EXERCISE.
List each line of the data that holds the string "this".

PROVIDED ENTRIES.
——————

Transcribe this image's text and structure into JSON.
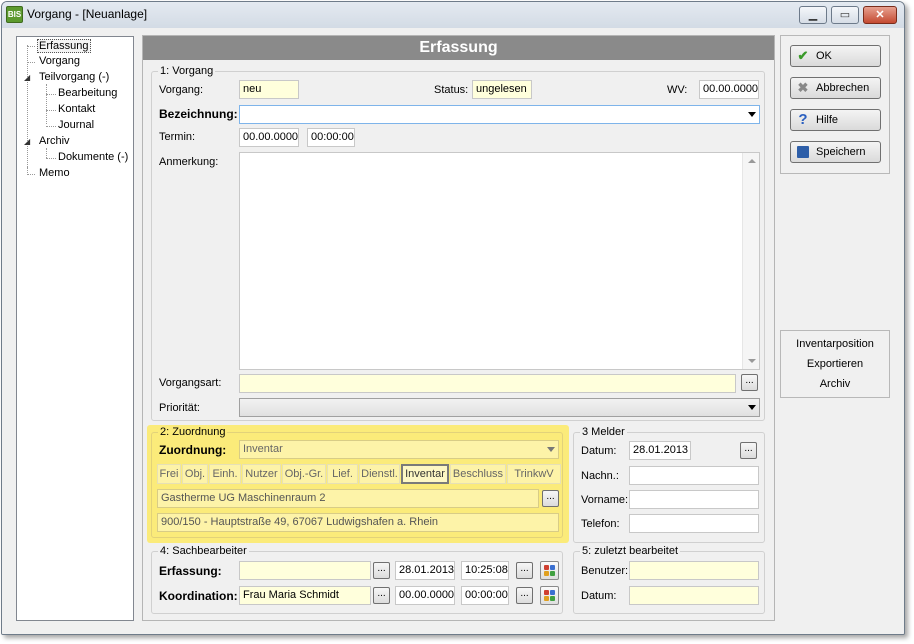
{
  "window": {
    "title": "Vorgang - [Neuanlage]",
    "icon_text": "BIS"
  },
  "tree": {
    "items": [
      {
        "label": "Erfassung"
      },
      {
        "label": "Vorgang"
      },
      {
        "label": "Teilvorgang (-)"
      },
      {
        "label": "Bearbeitung"
      },
      {
        "label": "Kontakt"
      },
      {
        "label": "Journal"
      },
      {
        "label": "Archiv"
      },
      {
        "label": "Dokumente (-)"
      },
      {
        "label": "Memo"
      }
    ]
  },
  "header": {
    "title": "Erfassung"
  },
  "vorgang_group": {
    "legend": "1: Vorgang",
    "vorgang_label": "Vorgang:",
    "vorgang_value": "neu",
    "status_label": "Status:",
    "status_value": "ungelesen",
    "wv_label": "WV:",
    "wv_value": "00.00.0000",
    "bezeichnung_label": "Bezeichnung:",
    "bezeichnung_value": "",
    "termin_label": "Termin:",
    "termin_date": "00.00.0000",
    "termin_time": "00:00:00",
    "anmerkung_label": "Anmerkung:",
    "vorgangsart_label": "Vorgangsart:",
    "vorgangsart_value": "",
    "prioritaet_label": "Priorität:",
    "prioritaet_value": ""
  },
  "zuordnung_group": {
    "legend": "2: Zuordnung",
    "zuordnung_label": "Zuordnung:",
    "zuordnung_value": "Inventar",
    "tabs": [
      "Frei",
      "Obj.",
      "Einh.",
      "Nutzer",
      "Obj.-Gr.",
      "Lief.",
      "Dienstl.",
      "Inventar",
      "Beschluss",
      "TrinkwV"
    ],
    "active_tab": "Inventar",
    "line1": "Gastherme UG Maschinenraum 2",
    "line2": "900/150 - Hauptstraße 49, 67067 Ludwigshafen a. Rhein"
  },
  "melder_group": {
    "legend": "3 Melder",
    "datum_label": "Datum:",
    "datum_value": "28.01.2013",
    "nachn_label": "Nachn.:",
    "vorname_label": "Vorname:",
    "telefon_label": "Telefon:"
  },
  "sachbearbeiter_group": {
    "legend": "4: Sachbearbeiter",
    "erfassung_label": "Erfassung:",
    "erfassung_name": "",
    "erfassung_date": "28.01.2013",
    "erfassung_time": "10:25:08",
    "koordination_label": "Koordination:",
    "koordination_name": "Frau Maria Schmidt",
    "koordination_date": "00.00.0000",
    "koordination_time": "00:00:00"
  },
  "zuletzt_group": {
    "legend": "5: zuletzt bearbeitet",
    "benutzer_label": "Benutzer:",
    "datum_label": "Datum:"
  },
  "actions": {
    "ok": "OK",
    "abbrechen": "Abbrechen",
    "hilfe": "Hilfe",
    "speichern": "Speichern"
  },
  "links": {
    "inventarposition": "Inventarposition",
    "exportieren": "Exportieren",
    "archiv": "Archiv"
  },
  "dots_label": "...",
  "colors": {
    "highlight": "#fbeb7a",
    "yellow_field": "#ffffdc",
    "banner": "#8a8a8a"
  }
}
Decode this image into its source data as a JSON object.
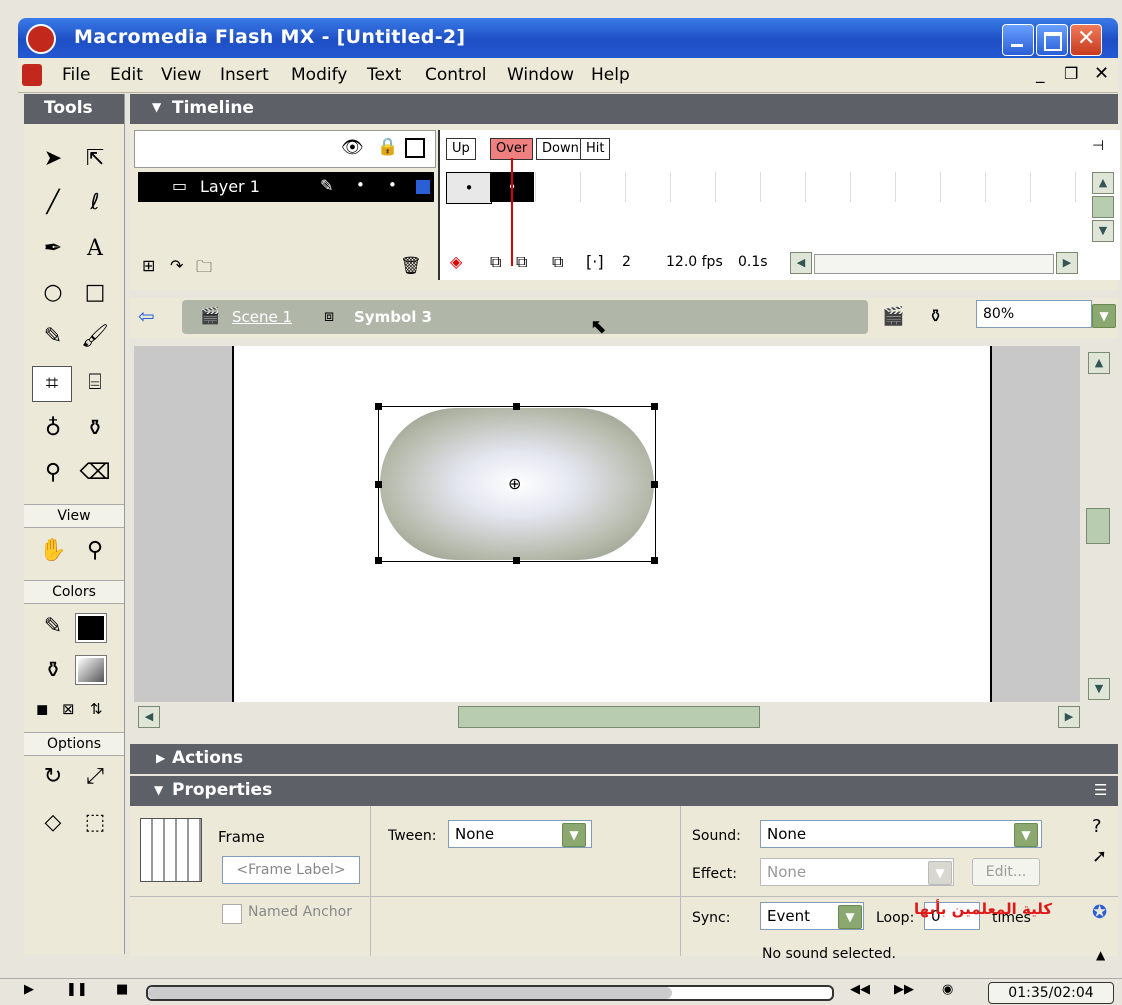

——————

EXERCISE RESULT.
Transcribe this image's text and structure into JSON.
Decode this image into its source data as a JSON object.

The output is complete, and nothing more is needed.